═════ DATA SECTION

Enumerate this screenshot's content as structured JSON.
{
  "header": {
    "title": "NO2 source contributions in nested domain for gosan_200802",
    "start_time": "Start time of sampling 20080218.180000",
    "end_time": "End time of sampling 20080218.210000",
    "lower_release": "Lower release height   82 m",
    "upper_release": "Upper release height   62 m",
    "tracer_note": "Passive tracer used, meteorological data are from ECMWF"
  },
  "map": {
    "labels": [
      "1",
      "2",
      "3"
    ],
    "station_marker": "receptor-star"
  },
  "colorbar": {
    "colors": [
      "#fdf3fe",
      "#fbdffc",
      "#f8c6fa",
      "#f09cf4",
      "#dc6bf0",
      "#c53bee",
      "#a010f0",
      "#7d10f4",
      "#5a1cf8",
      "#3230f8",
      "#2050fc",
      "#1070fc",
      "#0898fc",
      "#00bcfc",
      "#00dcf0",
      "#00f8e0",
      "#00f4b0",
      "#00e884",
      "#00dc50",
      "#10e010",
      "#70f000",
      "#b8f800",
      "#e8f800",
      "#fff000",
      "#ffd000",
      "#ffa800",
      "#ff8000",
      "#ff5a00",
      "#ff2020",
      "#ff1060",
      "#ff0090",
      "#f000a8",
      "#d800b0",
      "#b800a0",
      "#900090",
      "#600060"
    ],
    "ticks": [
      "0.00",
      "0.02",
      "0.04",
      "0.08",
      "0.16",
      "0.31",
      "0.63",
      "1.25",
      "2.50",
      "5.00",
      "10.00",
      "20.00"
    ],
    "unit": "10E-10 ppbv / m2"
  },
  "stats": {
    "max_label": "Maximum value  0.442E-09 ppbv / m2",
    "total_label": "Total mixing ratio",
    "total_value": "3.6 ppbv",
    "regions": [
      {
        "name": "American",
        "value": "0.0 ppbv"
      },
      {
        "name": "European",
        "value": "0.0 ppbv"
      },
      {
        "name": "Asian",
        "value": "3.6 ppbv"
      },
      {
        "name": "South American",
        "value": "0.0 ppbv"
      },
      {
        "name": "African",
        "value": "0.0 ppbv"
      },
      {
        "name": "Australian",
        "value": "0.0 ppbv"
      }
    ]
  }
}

══════════

__AIM OF THE EXERCISE__
Extract the complete set of records unchanged.

__SOLUTION FOR THIS TASK__
Enumerate this screenshot's content as structured JSON.
{
  "header": {
    "title": "NO2 source contributions in nested domain for gosan_200802",
    "start_time": "Start time of sampling 20080218.180000",
    "end_time": "End time of sampling 20080218.210000",
    "lower_release": "Lower release height   82 m",
    "upper_release": "Upper release height   62 m",
    "tracer_note": "Passive tracer used, meteorological data are from ECMWF"
  },
  "map": {
    "labels": [
      "1",
      "2",
      "3"
    ],
    "station_marker": "receptor-star"
  },
  "colorbar": {
    "colors": [
      "#fdf3fe",
      "#fbdffc",
      "#f8c6fa",
      "#f09cf4",
      "#dc6bf0",
      "#c53bee",
      "#a010f0",
      "#7d10f4",
      "#5a1cf8",
      "#3230f8",
      "#2050fc",
      "#1070fc",
      "#0898fc",
      "#00bcfc",
      "#00dcf0",
      "#00f8e0",
      "#00f4b0",
      "#00e884",
      "#00dc50",
      "#10e010",
      "#70f000",
      "#b8f800",
      "#e8f800",
      "#fff000",
      "#ffd000",
      "#ffa800",
      "#ff8000",
      "#ff5a00",
      "#ff2020",
      "#ff1060",
      "#ff0090",
      "#f000a8",
      "#d800b0",
      "#b800a0",
      "#900090",
      "#600060"
    ],
    "ticks": [
      "0.00",
      "0.02",
      "0.04",
      "0.08",
      "0.16",
      "0.31",
      "0.63",
      "1.25",
      "2.50",
      "5.00",
      "10.00",
      "20.00"
    ],
    "unit": "10E-10 ppbv / m2"
  },
  "stats": {
    "max_label": "Maximum value  0.442E-09 ppbv / m2",
    "total_label": "Total mixing ratio",
    "total_value": "3.6 ppbv",
    "regions": [
      {
        "name": "American",
        "value": "0.0 ppbv"
      },
      {
        "name": "European",
        "value": "0.0 ppbv"
      },
      {
        "name": "Asian",
        "value": "3.6 ppbv"
      },
      {
        "name": "South American",
        "value": "0.0 ppbv"
      },
      {
        "name": "African",
        "value": "0.0 ppbv"
      },
      {
        "name": "Australian",
        "value": "0.0 ppbv"
      }
    ]
  }
}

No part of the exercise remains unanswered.